■ EXTRACT ■

For the EU to thrive, it must be capable of the enforcement of shared laws and regulations and not just the reinforcement of shared ideals and identity. Respect for the rule of law and an independent judiciary by all member states should be non-negotiable and subject to persistent scrutiny in order to uphold democracy across the bloc. For the myriad of states that make up the European continent, democracy is not a natural condition. It is a newly consolidated condition that has been approved by formerly warring states in order to provide the mutual benefits of interconnectedness and economic prosperity. A more natural condition is Euroscepticism and a persistent desire for regionalism and nationalism at the expense of others. Hungary, Poland, and Slovakia should not be expected to eliminate Euroscepticism in their quest for more democratic institutions. They should be expected to institutionalize it so that it is seen as a legitimate reaction to EU policies with the goal to reform, rather than antagonize, Brussels.

■ EXERCISE A ■
In the passage on EU democracy, what should Hungary, Poland, and Slovakia be expected to do with Euroscepticism?
■ EXERCISE B ■
Pick up the passage on EU democracy after its last sentence and extend it.
The items have no part in either task.

■ STORED DATA ■
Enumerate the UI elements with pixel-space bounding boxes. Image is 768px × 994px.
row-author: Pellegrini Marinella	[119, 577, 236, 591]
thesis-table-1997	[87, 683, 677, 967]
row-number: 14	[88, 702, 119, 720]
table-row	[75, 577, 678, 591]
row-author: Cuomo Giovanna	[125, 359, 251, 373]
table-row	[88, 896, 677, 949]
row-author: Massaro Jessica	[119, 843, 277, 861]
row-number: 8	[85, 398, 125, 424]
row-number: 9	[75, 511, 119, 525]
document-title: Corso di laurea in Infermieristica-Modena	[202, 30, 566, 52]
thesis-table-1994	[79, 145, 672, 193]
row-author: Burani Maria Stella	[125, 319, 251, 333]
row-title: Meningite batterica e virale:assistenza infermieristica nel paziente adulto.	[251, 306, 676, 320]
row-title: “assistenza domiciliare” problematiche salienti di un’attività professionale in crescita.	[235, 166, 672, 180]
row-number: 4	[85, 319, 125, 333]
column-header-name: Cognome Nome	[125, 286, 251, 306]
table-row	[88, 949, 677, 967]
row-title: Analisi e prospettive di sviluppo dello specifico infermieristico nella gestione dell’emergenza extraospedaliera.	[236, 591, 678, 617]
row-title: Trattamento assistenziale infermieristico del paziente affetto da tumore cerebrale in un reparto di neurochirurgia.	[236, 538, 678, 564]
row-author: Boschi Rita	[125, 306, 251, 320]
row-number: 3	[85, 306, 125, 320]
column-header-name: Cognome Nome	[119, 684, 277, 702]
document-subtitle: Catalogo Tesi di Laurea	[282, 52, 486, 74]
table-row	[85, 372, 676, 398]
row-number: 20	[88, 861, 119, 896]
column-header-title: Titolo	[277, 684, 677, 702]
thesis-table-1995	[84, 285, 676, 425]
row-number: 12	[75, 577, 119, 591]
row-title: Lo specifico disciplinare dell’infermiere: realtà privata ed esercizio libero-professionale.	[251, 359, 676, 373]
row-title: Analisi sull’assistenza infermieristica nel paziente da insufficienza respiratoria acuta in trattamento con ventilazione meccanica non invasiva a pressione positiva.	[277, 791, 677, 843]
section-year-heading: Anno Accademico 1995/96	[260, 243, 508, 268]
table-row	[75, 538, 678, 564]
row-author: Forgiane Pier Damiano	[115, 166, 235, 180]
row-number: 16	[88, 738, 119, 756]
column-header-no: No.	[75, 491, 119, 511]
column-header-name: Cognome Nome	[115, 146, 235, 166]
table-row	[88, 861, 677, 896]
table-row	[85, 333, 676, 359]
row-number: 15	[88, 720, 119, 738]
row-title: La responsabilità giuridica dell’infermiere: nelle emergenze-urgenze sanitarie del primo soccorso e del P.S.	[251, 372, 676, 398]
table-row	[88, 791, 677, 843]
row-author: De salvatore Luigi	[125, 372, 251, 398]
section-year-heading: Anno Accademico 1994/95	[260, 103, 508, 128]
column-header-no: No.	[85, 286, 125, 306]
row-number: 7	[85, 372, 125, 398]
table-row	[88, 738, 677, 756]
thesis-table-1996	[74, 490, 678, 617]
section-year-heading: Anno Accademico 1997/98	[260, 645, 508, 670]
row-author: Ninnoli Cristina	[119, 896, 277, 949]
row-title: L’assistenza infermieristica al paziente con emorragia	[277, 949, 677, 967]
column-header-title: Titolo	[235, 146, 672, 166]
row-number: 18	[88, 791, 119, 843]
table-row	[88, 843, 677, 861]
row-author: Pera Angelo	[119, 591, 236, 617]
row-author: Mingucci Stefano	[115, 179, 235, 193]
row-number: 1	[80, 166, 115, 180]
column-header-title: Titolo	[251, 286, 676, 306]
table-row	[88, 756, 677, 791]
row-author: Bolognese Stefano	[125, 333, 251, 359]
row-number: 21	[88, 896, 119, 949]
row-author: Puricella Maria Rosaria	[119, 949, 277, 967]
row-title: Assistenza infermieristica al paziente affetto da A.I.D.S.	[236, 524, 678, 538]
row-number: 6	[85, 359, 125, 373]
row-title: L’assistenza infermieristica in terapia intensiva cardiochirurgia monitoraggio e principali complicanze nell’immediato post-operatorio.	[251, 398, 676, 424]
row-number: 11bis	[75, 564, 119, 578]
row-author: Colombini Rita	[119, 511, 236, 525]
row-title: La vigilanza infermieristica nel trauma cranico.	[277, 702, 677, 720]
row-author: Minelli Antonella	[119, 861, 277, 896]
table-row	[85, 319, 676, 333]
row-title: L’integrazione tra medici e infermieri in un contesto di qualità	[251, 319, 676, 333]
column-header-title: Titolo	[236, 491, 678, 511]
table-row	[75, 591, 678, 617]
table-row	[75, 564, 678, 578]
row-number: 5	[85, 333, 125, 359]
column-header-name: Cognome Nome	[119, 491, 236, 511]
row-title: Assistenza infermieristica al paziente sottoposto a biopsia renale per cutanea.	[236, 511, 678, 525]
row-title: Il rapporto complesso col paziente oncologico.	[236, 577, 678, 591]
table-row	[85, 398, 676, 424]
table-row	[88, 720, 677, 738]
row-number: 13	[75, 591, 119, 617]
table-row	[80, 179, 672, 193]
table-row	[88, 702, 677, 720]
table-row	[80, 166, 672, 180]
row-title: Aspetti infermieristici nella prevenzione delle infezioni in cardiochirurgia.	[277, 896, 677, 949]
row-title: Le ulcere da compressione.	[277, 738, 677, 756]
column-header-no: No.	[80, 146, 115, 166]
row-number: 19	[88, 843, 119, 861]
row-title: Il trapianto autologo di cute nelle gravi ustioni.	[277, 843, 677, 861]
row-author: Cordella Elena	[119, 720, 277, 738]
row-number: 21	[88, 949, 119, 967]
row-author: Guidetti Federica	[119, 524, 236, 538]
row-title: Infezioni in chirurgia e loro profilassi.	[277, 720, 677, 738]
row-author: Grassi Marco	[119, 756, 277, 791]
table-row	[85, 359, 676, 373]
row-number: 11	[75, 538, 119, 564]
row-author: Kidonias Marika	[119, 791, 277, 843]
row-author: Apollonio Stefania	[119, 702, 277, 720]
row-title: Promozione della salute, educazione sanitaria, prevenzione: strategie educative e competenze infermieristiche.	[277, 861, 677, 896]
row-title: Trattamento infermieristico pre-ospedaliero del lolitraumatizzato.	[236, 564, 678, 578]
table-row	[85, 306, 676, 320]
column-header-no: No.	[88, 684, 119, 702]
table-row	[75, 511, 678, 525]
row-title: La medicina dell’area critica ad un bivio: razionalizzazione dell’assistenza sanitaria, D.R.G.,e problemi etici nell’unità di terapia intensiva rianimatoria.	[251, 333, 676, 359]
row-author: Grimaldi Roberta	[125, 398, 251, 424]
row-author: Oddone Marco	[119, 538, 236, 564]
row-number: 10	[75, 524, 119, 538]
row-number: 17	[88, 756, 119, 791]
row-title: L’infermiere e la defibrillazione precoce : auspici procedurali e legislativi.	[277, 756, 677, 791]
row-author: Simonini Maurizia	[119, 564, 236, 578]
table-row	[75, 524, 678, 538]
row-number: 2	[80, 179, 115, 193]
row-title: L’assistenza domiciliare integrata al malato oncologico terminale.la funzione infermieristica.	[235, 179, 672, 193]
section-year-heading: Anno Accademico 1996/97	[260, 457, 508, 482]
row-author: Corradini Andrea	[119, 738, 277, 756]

■ TASK OUTPUT A ■
They should be expected to institutionalize it, so that it is seen as a legitimate reaction to EU policies aimed at reforming Brussels rather than antagonizing it.

■ TASK OUTPUT B ■
The future democratic path of Poland, Hungary, Romania, and the EU’s other new entrants rests on the recognition of unique regional and national identities while also allowing judicial sovereignty and oversight to extend beyond national borders. Warsaw and Budapest are not expected to easily adhere to this reality so long as an ‘ever closer Union’ of regulatory, political, and legal integration remains a hollow supranational belief in the 21st century. Formal inquiries into the rule of law are admirable so long as both parties are seen as mediators and respondents in the struggle for an ever more democratic Union and not as victims or aggressors in the trial for an ever closer one.

The COVID-19 pandemic will likely further exacerbate existing divides in Europe and pose greater tests for the EU in responding to threats to the rule of law and judicial independence. Already, Poland has taken steps to proceed with a controversial election that has been criticized by the opposition and rights groups, while Hungary’s parliament has granted emergency powers to Viktor Orban that may last well beyond this pandemic. In the present moment, the EU can seem slow and sclerotic when compared to the swift and unilateral decision-making of the more autocratic and illiberal leaders of Central and Eastern Europe.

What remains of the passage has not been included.